Task description
For the entries below, how many lines include the word "icon"? Give the figure and nothing more.

═════ Records provided ═════

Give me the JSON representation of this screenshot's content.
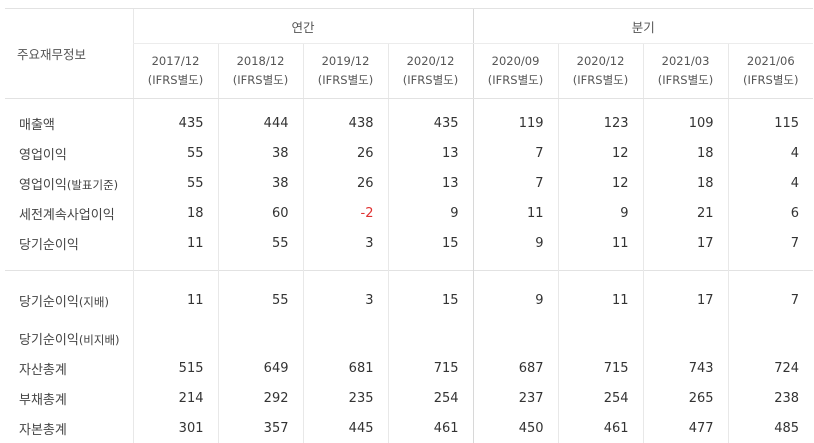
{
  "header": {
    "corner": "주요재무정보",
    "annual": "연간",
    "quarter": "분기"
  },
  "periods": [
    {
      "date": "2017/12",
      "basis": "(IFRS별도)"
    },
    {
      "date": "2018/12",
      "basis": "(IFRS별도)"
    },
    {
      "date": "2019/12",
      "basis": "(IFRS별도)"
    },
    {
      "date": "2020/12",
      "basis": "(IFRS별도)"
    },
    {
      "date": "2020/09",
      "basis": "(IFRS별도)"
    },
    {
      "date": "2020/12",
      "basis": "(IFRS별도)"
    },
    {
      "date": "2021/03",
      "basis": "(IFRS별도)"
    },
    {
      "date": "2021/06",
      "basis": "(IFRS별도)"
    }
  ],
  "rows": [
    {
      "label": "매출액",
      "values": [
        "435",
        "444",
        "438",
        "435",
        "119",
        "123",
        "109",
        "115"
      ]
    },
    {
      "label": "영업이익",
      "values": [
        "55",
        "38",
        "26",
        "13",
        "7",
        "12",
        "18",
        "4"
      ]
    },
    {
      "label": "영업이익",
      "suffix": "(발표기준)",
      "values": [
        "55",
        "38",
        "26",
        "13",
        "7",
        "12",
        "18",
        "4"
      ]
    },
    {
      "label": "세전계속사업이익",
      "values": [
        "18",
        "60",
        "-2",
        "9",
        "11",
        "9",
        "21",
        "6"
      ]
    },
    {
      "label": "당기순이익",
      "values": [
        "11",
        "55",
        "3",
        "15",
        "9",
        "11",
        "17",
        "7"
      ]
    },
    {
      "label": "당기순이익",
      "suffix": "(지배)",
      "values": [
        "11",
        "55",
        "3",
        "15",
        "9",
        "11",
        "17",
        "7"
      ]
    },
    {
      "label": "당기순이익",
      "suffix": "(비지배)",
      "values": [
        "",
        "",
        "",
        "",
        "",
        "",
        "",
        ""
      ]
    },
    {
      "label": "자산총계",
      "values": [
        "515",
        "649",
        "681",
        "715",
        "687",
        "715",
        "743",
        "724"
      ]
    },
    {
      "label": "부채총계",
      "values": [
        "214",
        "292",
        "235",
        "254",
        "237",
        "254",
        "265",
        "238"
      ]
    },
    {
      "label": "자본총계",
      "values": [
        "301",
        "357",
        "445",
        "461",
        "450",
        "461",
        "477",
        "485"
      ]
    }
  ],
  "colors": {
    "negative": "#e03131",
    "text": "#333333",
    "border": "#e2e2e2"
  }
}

═════
═════ Records provided ═════

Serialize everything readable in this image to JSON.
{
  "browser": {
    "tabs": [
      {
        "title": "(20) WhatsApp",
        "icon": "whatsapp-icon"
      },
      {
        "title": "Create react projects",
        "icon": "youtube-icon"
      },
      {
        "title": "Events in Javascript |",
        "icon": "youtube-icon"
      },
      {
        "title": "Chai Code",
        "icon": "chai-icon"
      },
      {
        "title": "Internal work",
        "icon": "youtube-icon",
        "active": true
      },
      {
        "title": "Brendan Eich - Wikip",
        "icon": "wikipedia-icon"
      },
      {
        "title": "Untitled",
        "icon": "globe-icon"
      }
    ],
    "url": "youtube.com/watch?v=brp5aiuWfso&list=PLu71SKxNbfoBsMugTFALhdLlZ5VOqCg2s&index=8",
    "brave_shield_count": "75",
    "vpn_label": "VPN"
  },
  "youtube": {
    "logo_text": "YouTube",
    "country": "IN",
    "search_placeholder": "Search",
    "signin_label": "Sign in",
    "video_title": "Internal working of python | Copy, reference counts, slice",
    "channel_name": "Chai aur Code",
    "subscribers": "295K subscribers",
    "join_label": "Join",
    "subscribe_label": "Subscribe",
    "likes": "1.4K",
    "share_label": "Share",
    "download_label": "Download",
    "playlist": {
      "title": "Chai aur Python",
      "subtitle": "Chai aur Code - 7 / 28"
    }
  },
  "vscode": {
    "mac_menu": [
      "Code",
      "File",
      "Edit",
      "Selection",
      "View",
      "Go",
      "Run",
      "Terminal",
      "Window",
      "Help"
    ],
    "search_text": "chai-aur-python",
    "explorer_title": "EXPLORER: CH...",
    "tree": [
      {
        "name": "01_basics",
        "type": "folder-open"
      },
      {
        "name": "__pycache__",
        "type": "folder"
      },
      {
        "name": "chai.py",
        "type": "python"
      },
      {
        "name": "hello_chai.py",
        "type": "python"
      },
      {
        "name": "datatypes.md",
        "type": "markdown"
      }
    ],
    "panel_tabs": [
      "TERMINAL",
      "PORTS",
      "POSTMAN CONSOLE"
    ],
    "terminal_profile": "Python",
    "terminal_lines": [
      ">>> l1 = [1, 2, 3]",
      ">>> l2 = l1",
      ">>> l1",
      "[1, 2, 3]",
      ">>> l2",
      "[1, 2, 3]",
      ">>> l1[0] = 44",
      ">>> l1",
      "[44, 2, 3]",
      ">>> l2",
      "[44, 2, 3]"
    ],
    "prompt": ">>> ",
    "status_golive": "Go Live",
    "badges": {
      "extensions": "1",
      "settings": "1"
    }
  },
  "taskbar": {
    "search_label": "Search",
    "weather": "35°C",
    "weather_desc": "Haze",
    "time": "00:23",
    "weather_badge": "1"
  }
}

═════

Task answer
7